Extracted data entries
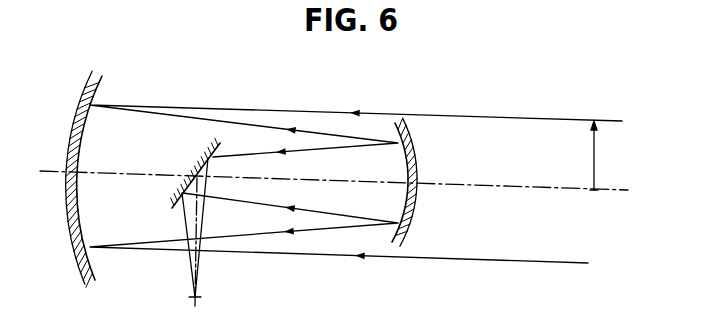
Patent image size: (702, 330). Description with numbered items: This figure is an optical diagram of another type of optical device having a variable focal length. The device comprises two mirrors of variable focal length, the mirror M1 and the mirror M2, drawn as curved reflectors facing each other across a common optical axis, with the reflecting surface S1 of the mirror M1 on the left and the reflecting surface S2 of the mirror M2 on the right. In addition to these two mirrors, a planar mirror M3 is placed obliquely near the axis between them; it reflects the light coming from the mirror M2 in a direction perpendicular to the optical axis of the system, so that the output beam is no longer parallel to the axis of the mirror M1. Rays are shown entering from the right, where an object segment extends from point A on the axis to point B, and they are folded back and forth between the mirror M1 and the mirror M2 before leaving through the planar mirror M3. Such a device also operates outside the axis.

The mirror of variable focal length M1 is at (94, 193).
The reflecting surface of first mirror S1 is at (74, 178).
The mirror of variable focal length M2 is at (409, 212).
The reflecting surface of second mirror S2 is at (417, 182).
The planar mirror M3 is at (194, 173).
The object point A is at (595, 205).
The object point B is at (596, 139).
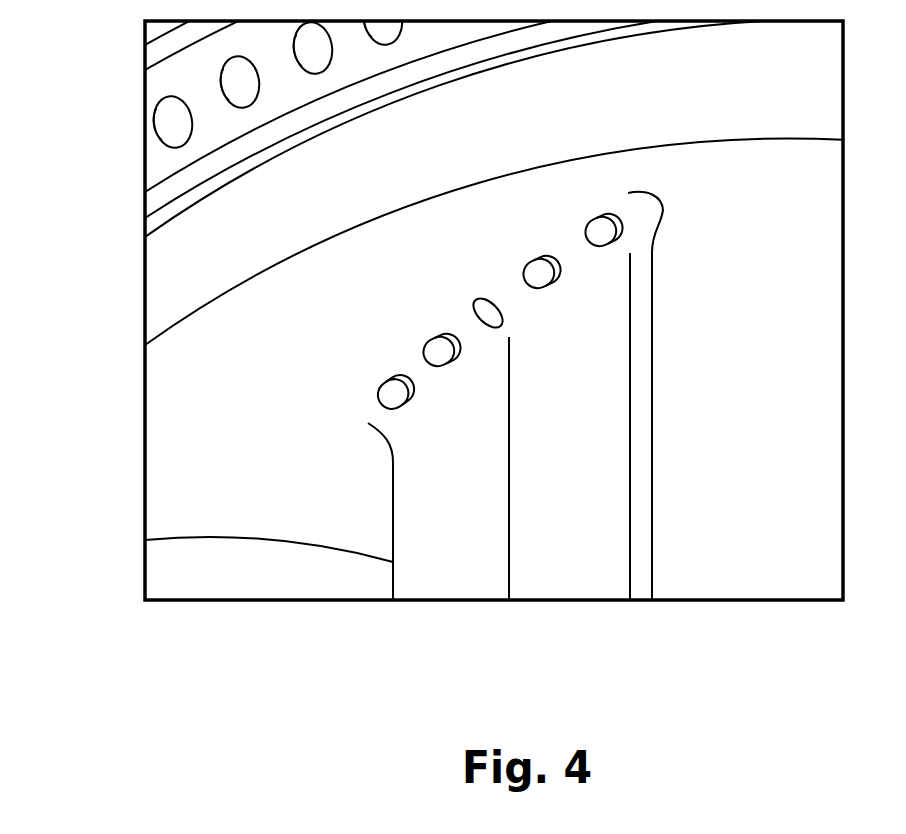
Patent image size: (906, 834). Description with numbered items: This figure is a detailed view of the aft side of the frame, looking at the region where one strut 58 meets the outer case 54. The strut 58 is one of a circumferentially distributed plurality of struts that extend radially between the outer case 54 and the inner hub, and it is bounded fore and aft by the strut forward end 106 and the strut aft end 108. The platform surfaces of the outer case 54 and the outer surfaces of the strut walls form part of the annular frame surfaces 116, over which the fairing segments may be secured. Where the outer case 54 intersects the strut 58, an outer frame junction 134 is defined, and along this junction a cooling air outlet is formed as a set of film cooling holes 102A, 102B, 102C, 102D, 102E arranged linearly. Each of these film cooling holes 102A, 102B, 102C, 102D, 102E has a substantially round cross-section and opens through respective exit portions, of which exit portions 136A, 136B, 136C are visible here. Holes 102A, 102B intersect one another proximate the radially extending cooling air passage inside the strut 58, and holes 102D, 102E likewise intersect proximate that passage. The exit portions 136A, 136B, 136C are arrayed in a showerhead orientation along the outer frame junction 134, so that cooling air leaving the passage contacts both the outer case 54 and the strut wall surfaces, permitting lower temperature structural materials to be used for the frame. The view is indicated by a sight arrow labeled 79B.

* **Task prompt**:
Repeat everything in the listing above from its start down to the line containing "The object point B is at (596, 139).", including both ends. Leave the pictures out of your answer.

* **Exercise response**:
Patent image size: (702, 330). Description with numbered items: This figure is an optical diagram of another type of optical device having a variable focal length. The device comprises two mirrors of variable focal length, the mirror M1 and the mirror M2, drawn as curved reflectors facing each other across a common optical axis, with the reflecting surface S1 of the mirror M1 on the left and the reflecting surface S2 of the mirror M2 on the right. In addition to these two mirrors, a planar mirror M3 is placed obliquely near the axis between them; it reflects the light coming from the mirror M2 in a direction perpendicular to the optical axis of the system, so that the output beam is no longer parallel to the axis of the mirror M1. Rays are shown entering from the right, where an object segment extends from point A on the axis to point B, and they are folded back and forth between the mirror M1 and the mirror M2 before leaving through the planar mirror M3. Such a device also operates outside the axis.

The mirror of variable focal length M1 is at (94, 193).
The reflecting surface of first mirror S1 is at (74, 178).
The mirror of variable focal length M2 is at (409, 212).
The reflecting surface of second mirror S2 is at (417, 182).
The planar mirror M3 is at (194, 173).
The object point A is at (595, 205).
The object point B is at (596, 139).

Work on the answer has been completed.